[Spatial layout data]

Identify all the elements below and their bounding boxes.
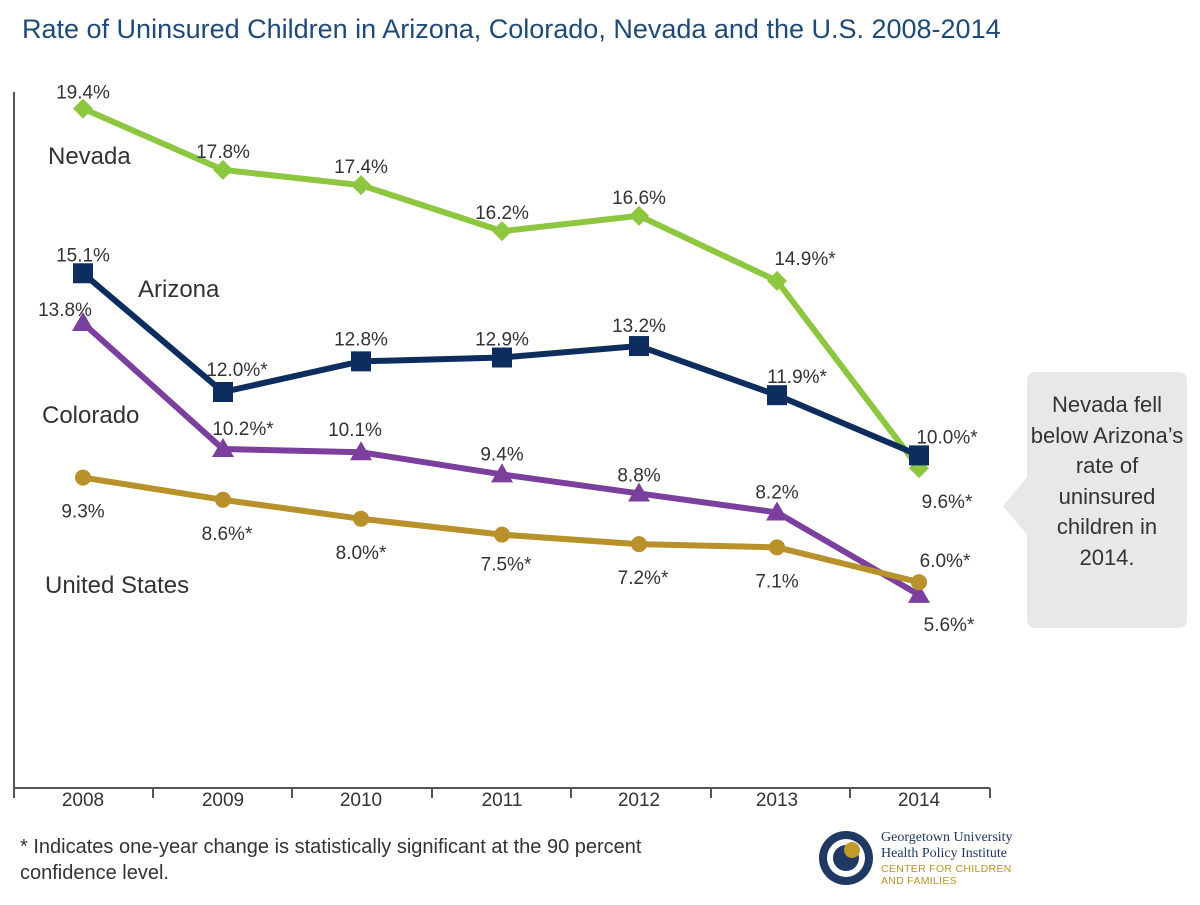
marker-nevada xyxy=(492,221,512,242)
logo-name: Georgetown University Health Policy Inst… xyxy=(881,830,1013,862)
logo-name-line1: Georgetown University xyxy=(881,830,1013,845)
marker-colorado xyxy=(491,463,513,483)
marker-arizona xyxy=(492,347,512,368)
data-label: 10.2%* xyxy=(212,419,274,440)
marker-colorado xyxy=(766,501,788,521)
x-tick-label: 2014 xyxy=(898,790,941,811)
x-tick-label: 2009 xyxy=(202,790,244,811)
marker-arizona xyxy=(629,336,649,357)
marker-united-states xyxy=(353,510,369,527)
data-label: 16.6% xyxy=(612,188,666,209)
chart-title: Rate of Uninsured Children in Arizona, C… xyxy=(22,14,1001,44)
logo-sub-line2: AND FAMILIES xyxy=(881,875,957,887)
logo-circle-icon xyxy=(819,831,873,885)
series-name-united-states: United States xyxy=(45,572,189,599)
x-tick-label: 2012 xyxy=(618,790,660,811)
data-label: 5.6%* xyxy=(924,615,975,636)
x-tick-label: 2008 xyxy=(62,790,104,811)
data-label: 8.8% xyxy=(617,465,660,486)
marker-nevada xyxy=(767,270,787,291)
callout-text: Nevada fell below Arizona’s rate of unin… xyxy=(1030,392,1184,570)
series-name-nevada: Nevada xyxy=(48,143,131,170)
marker-nevada xyxy=(351,175,371,196)
data-label: 12.8% xyxy=(334,329,388,350)
marker-colorado xyxy=(628,482,650,502)
callout-pointer xyxy=(1003,476,1028,536)
data-label: 8.2% xyxy=(755,482,798,503)
marker-united-states xyxy=(215,491,231,508)
data-label: 16.2% xyxy=(475,203,529,224)
marker-nevada xyxy=(213,159,233,180)
marker-nevada xyxy=(629,205,649,226)
logo-name-line2: Health Policy Institute xyxy=(881,846,1007,861)
footnote: * Indicates one-year change is statistic… xyxy=(20,836,642,884)
marker-colorado xyxy=(350,441,372,461)
marker-nevada xyxy=(73,98,93,119)
data-label: 9.4% xyxy=(480,444,523,465)
marker-united-states xyxy=(631,536,647,553)
data-label: 10.0%* xyxy=(916,427,978,448)
data-label: 8.0%* xyxy=(336,543,387,564)
chart-markers xyxy=(72,98,930,603)
data-label: 17.4% xyxy=(334,157,388,178)
marker-arizona xyxy=(767,385,787,406)
data-label: 15.1% xyxy=(56,245,110,266)
data-label: 9.6%* xyxy=(922,492,973,513)
marker-colorado xyxy=(908,583,930,603)
data-label: 13.2% xyxy=(612,316,666,337)
marker-united-states xyxy=(769,539,785,556)
data-label: 8.6%* xyxy=(202,524,253,545)
marker-united-states xyxy=(494,526,510,543)
data-label: 6.0%* xyxy=(920,551,971,572)
chart-series-names: Nevada Arizona Colorado United States xyxy=(42,143,220,599)
marker-arizona xyxy=(909,445,929,466)
chart-axes: 2008 2009 2010 2011 2012 2013 2014 xyxy=(13,92,991,811)
logo-subtitle: CENTER FOR CHILDREN AND FAMILIES xyxy=(881,863,1012,887)
marker-arizona xyxy=(213,382,233,402)
marker-united-states xyxy=(911,574,927,591)
data-label: 7.2%* xyxy=(618,568,669,589)
data-label: 12.9% xyxy=(475,330,529,351)
callout-box: Nevada fell below Arizona’s rate of unin… xyxy=(1027,372,1187,628)
data-label: 11.9%* xyxy=(767,367,827,388)
x-tick-label: 2010 xyxy=(340,790,382,811)
data-label: 12.0%* xyxy=(206,360,268,381)
marker-arizona xyxy=(73,263,93,284)
series-name-colorado: Colorado xyxy=(42,402,139,429)
x-tick-label: 2011 xyxy=(482,790,523,811)
series-name-arizona: Arizona xyxy=(138,276,220,303)
x-tick-label: 2013 xyxy=(756,790,798,811)
data-label: 7.5%* xyxy=(481,555,532,576)
data-label: 13.8% xyxy=(38,300,92,321)
logo-sub-line1: CENTER FOR CHILDREN xyxy=(881,863,1012,875)
data-label: 10.1% xyxy=(328,420,382,441)
data-label: 14.9%* xyxy=(774,249,836,270)
marker-united-states xyxy=(75,469,91,486)
marker-colorado xyxy=(212,438,234,458)
georgetown-logo: Georgetown University Health Policy Inst… xyxy=(817,825,1077,895)
chart-data-labels: 19.4% 17.8% 17.4% 16.2% 16.6% 14.9%* 9.6%* 15.1… xyxy=(38,83,978,636)
marker-arizona xyxy=(351,351,371,372)
data-label: 7.1% xyxy=(755,571,798,592)
data-label: 17.8% xyxy=(196,142,250,163)
marker-colorado xyxy=(72,312,94,332)
data-label: 9.3% xyxy=(61,502,104,523)
data-label: 19.4% xyxy=(56,83,110,104)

* [What to do]: Can you rewrite every line of the records above as a Markdown table with the columns "Row" and "Line", one line per row, with blank lines and pictures left out?

* [Complete answer]:
| Row | Line |
|---|---|
| 1 | Identify all the elements below and their bounding boxes. |
| 2 | marker-nevada xyxy=(492,221,512,242) |
| 3 | logo-name: Georgetown University Health Policy Inst… xyxy=(881,830,1013,862) |
| 4 | logo-name-line1: Georgetown University xyxy=(881,830,1013,845) |
| 5 | marker-colorado xyxy=(491,463,513,483) |
| 6 | marker-arizona xyxy=(492,347,512,368) |
| 7 | data-label: 10.2%* xyxy=(212,419,274,440) |
| 8 | marker-colorado xyxy=(766,501,788,521) |
| 9 | x-tick-label: 2014 xyxy=(898,790,941,811) |
| 10 | x-tick-label: 2009 xyxy=(202,790,244,811) |
| 11 | marker-arizona xyxy=(629,336,649,357) |
| 12 | marker-united-states xyxy=(353,510,369,527) |
| 13 | data-label: 16.6% xyxy=(612,188,666,209) |
| 14 | chart-title: Rate of Uninsured Children in Arizona, C… xyxy=(22,14,1001,44) |
| 15 | logo-sub-line2: AND FAMILIES xyxy=(881,875,957,887) |
| 16 | logo-circle-icon xyxy=(819,831,873,885) |
| 17 | series-name-united-states: United States xyxy=(45,572,189,599) |
| 18 | x-tick-label: 2012 xyxy=(618,790,660,811) |
| 19 | data-label: 5.6%* xyxy=(924,615,975,636) |
| 20 | x-tick-label: 2008 xyxy=(62,790,104,811) |
| 21 | data-label: 8.8% xyxy=(617,465,660,486) |
| 22 | marker-nevada xyxy=(767,270,787,291) |
| 23 | callout-text: Nevada fell below Arizona’s rate of unin… xyxy=(1030,392,1184,570) |
| 24 | series-name-nevada: Nevada xyxy=(48,143,131,170) |
| 25 | marker-nevada xyxy=(351,175,371,196) |
| 26 | data-label: 12.8% xyxy=(334,329,388,350) |
| 27 | marker-colorado xyxy=(628,482,650,502) |
| 28 | callout-pointer xyxy=(1003,476,1028,536) |
| 29 | data-label: 8.2% xyxy=(755,482,798,503) |
| 30 | marker-united-states xyxy=(215,491,231,508) |
| 31 | data-label: 16.2% xyxy=(475,203,529,224) |
| 32 | marker-nevada xyxy=(213,159,233,180) |
| 33 | marker-nevada xyxy=(629,205,649,226) |
| 34 | logo-name-line2: Health Policy Institute xyxy=(881,846,1007,861) |
| 35 | footnote: * Indicates one-year change is statistic… xyxy=(20,836,642,884) |
| 36 | marker-colorado xyxy=(350,441,372,461) |
| 37 | marker-nevada xyxy=(73,98,93,119) |
| 38 | data-label: 9.4% xyxy=(480,444,523,465) |
| 39 | marker-united-states xyxy=(631,536,647,553) |
| 40 | data-label: 10.0%* xyxy=(916,427,978,448) |
| 41 | data-label: 8.0%* xyxy=(336,543,387,564) |
| 42 | chart-markers xyxy=(72,98,930,603) |
| 43 | data-label: 17.4% xyxy=(334,157,388,178) |
| 44 | marker-arizona xyxy=(767,385,787,406) |
| 45 | data-label: 15.1% xyxy=(56,245,110,266) |
| 46 | data-label: 9.6%* xyxy=(922,492,973,513) |
| 47 | marker-colorado xyxy=(908,583,930,603) |
| 48 | data-label: 13.2% xyxy=(612,316,666,337) |
| 49 | marker-united-states xyxy=(769,539,785,556) |
| 50 | data-label: 8.6%* xyxy=(202,524,253,545) |
| 51 | marker-united-states xyxy=(494,526,510,543) |
| 52 | data-label: 6.0%* xyxy=(920,551,971,572) |
| 53 | chart-series-names: Nevada Arizona Colorado United States xyxy=(42,143,220,599) |
| 54 | marker-arizona xyxy=(909,445,929,466) |
| 55 | chart-axes: 2008 2009 2010 2011 2012 2013 2014 xyxy=(13,92,991,811) |
| 56 | logo-subtitle: CENTER FOR CHILDREN AND FAMILIES xyxy=(881,863,1012,887) |
| 57 | marker-arizona xyxy=(213,382,233,402) |
| 58 | marker-united-states xyxy=(911,574,927,591) |
| 59 | data-label: 7.2%* xyxy=(618,568,669,589) |
| 60 | data-label: 12.9% xyxy=(475,330,529,351) |
| 61 | callout-box: Nevada fell below Arizona’s rate of unin… xyxy=(1027,372,1187,628) |
| 62 | data-label: 11.9%* xyxy=(767,367,827,388) |
| 63 | x-tick-label: 2010 xyxy=(340,790,382,811) |
| 64 | data-label: 12.0%* xyxy=(206,360,268,381) |
| 65 | marker-arizona xyxy=(73,263,93,284) |
| 66 | series-name-colorado: Colorado xyxy=(42,402,139,429) |
| 67 | x-tick-label: 2011 xyxy=(482,790,523,811) |
| 68 | series-name-arizona: Arizona xyxy=(138,276,220,303) |
| 69 | x-tick-label: 2013 xyxy=(756,790,798,811) |
| 70 | data-label: 7.5%* xyxy=(481,555,532,576) |
| 71 | data-label: 13.8% xyxy=(38,300,92,321) |
| 72 | logo-sub-line1: CENTER FOR CHILDREN xyxy=(881,863,1012,875) |
| 73 | data-label: 10.1% xyxy=(328,420,382,441) |
| 74 | data-label: 14.9%* xyxy=(774,249,836,270) |
| 75 | marker-united-states xyxy=(75,469,91,486) |
| 76 | marker-colorado xyxy=(212,438,234,458) |
| 77 | georgetown-logo: Georgetown University Health Policy Inst… xyxy=(817,825,1077,895) |
| 78 | chart-data-labels: 19.4% 17.8% 17.4% 16.2% 16.6% 14.9%* 9.6%* 15.1… xyxy=(38,83,978,636) |
| 79 | marker-arizona xyxy=(351,351,371,372) |
| 80 | data-label: 7.1% xyxy=(755,571,798,592) |
| 81 | data-label: 17.8% xyxy=(196,142,250,163) |
| 82 | marker-colorado xyxy=(72,312,94,332) |
| 83 | data-label: 9.3% xyxy=(61,502,104,523) |
| 84 | data-label: 19.4% xyxy=(56,83,110,104) |